Answer with nothing except the number of lines that contain the word "让您久等了".
***** TASK INPUT
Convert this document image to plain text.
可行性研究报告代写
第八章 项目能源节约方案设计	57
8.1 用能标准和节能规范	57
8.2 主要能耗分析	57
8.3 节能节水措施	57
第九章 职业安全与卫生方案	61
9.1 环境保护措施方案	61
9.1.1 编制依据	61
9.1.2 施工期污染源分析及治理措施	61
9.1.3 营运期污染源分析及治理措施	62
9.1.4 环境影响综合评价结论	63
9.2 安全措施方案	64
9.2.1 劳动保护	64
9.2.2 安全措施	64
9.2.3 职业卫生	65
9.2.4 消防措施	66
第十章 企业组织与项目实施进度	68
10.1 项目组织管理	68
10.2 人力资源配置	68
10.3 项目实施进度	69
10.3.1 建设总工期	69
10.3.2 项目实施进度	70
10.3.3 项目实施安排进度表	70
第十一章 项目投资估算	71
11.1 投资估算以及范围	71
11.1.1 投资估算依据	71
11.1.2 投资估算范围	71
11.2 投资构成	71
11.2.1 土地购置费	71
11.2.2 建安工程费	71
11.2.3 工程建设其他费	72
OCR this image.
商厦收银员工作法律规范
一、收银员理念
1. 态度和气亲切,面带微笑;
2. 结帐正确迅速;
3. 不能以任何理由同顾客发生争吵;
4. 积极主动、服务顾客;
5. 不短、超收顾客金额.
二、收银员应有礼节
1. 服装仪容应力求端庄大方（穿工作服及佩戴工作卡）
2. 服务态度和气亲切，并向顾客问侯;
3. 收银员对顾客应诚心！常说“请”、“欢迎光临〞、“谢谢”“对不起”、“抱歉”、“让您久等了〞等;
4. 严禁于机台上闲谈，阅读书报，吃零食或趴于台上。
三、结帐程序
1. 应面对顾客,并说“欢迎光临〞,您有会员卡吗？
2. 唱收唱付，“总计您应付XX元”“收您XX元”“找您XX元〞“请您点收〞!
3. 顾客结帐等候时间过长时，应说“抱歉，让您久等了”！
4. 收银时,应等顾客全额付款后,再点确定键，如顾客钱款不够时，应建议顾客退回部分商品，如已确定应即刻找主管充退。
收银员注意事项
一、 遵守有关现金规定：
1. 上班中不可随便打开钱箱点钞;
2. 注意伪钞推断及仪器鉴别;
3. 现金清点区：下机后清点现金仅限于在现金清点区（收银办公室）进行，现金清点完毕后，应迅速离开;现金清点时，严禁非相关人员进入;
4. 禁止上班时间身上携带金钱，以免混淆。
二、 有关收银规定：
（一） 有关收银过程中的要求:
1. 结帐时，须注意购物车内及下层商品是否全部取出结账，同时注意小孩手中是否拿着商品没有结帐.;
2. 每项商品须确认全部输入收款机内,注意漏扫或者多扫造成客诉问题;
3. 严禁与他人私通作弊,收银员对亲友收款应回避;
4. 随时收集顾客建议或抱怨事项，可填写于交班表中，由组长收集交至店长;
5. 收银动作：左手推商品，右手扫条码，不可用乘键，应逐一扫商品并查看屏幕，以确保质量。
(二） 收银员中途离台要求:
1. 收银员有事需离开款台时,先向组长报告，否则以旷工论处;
**********
▶ _RESPONSE FOR THIS EXERCISE_: 2